**DIRECTIONS:**
Can all of these lines be returned exactly?

########

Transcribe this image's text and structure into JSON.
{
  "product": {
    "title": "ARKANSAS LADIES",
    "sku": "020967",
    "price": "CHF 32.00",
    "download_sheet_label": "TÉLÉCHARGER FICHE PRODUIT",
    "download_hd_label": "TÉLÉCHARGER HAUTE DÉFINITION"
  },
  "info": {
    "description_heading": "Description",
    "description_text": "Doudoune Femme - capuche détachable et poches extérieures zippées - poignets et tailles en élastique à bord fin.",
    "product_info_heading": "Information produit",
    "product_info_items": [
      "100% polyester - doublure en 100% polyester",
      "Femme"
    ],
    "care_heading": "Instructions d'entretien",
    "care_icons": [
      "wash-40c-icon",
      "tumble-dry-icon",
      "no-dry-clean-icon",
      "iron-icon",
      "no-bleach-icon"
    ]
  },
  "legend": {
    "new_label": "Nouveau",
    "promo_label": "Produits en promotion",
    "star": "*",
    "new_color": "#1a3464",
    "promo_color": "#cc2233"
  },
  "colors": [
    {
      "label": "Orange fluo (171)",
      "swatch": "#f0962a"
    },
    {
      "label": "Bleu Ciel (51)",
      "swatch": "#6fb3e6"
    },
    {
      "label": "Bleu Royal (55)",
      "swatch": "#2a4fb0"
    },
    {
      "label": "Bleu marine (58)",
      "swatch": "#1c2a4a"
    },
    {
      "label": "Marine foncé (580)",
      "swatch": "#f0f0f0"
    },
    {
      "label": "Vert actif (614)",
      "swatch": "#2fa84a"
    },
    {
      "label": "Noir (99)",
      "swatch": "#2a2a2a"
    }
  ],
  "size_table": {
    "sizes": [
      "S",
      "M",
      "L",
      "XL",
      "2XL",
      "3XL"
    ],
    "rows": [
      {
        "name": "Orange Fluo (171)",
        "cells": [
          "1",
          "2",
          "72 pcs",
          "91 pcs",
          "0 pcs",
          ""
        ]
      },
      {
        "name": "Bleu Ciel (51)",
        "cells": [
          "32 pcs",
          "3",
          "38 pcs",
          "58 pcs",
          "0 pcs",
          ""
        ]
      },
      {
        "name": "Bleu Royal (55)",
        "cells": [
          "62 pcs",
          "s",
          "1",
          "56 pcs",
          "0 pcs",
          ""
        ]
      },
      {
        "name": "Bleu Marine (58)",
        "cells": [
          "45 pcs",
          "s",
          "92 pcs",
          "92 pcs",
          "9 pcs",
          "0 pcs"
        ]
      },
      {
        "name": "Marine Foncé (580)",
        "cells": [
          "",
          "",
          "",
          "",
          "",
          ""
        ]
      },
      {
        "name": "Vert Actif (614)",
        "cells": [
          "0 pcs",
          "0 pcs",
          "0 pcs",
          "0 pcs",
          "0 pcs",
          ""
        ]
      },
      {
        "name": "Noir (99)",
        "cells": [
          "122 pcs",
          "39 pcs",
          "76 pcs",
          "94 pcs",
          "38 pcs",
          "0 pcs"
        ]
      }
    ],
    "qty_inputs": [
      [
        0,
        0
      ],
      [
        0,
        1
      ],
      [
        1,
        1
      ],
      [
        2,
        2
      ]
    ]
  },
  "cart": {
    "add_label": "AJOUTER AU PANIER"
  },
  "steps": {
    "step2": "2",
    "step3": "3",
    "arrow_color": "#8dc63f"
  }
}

########

**EXERCISE SOLUTION:**
Transcribe this image's text and structure into JSON.
{
  "product": {
    "title": "ARKANSAS LADIES",
    "sku": "020967",
    "price": "CHF 32.00",
    "download_sheet_label": "TÉLÉCHARGER FICHE PRODUIT",
    "download_hd_label": "TÉLÉCHARGER HAUTE DÉFINITION"
  },
  "info": {
    "description_heading": "Description",
    "description_text": "Doudoune Femme - capuche détachable et poches extérieures zippées - poignets et tailles en élastique à bord fin.",
    "product_info_heading": "Information produit",
    "product_info_items": [
      "100% polyester - doublure en 100% polyester",
      "Femme"
    ],
    "care_heading": "Instructions d'entretien",
    "care_icons": [
      "wash-40c-icon",
      "tumble-dry-icon",
      "no-dry-clean-icon",
      "iron-icon",
      "no-bleach-icon"
    ]
  },
  "legend": {
    "new_label": "Nouveau",
    "promo_label": "Produits en promotion",
    "star": "*",
    "new_color": "#1a3464",
    "promo_color": "#cc2233"
  },
  "colors": [
    {
      "label": "Orange fluo (171)",
      "swatch": "#f0962a"
    },
    {
      "label": "Bleu Ciel (51)",
      "swatch": "#6fb3e6"
    },
    {
      "label": "Bleu Royal (55)",
      "swatch": "#2a4fb0"
    },
    {
      "label": "Bleu marine (58)",
      "swatch": "#1c2a4a"
    },
    {
      "label": "Marine foncé (580)",
      "swatch": "#f0f0f0"
    },
    {
      "label": "Vert actif (614)",
      "swatch": "#2fa84a"
    },
    {
      "label": "Noir (99)",
      "swatch": "#2a2a2a"
    }
  ],
  "size_table": {
    "sizes": [
      "S",
      "M",
      "L",
      "XL",
      "2XL",
      "3XL"
    ],
    "rows": [
      {
        "name": "Orange Fluo (171)",
        "cells": [
          "1",
          "2",
          "72 pcs",
          "91 pcs",
          "0 pcs",
          ""
        ]
      },
      {
        "name": "Bleu Ciel (51)",
        "cells": [
          "32 pcs",
          "3",
          "38 pcs",
          "58 pcs",
          "0 pcs",
          ""
        ]
      },
      {
        "name": "Bleu Royal (55)",
        "cells": [
          "62 pcs",
          "s",
          "1",
          "56 pcs",
          "0 pcs",
          ""
        ]
      },
      {
        "name": "Bleu Marine (58)",
        "cells": [
          "45 pcs",
          "s",
          "92 pcs",
          "92 pcs",
          "9 pcs",
          "0 pcs"
        ]
      },
      {
        "name": "Marine Foncé (580)",
        "cells": [
          "",
          "",
          "",
          "",
          "",
          ""
        ]
      },
      {
        "name": "Vert Actif (614)",
        "cells": [
          "0 pcs",
          "0 pcs",
          "0 pcs",
          "0 pcs",
          "0 pcs",
          ""
        ]
      },
      {
        "name": "Noir (99)",
        "cells": [
          "122 pcs",
          "39 pcs",
          "76 pcs",
          "94 pcs",
          "38 pcs",
          "0 pcs"
        ]
      }
    ],
    "qty_inputs": [
      [
        0,
        0
      ],
      [
        0,
        1
      ],
      [
        1,
        1
      ],
      [
        2,
        2
      ]
    ]
  },
  "cart": {
    "add_label": "AJOUTER AU PANIER"
  },
  "steps": {
    "step2": "2",
    "step3": "3",
    "arrow_color": "#8dc63f"
  }
}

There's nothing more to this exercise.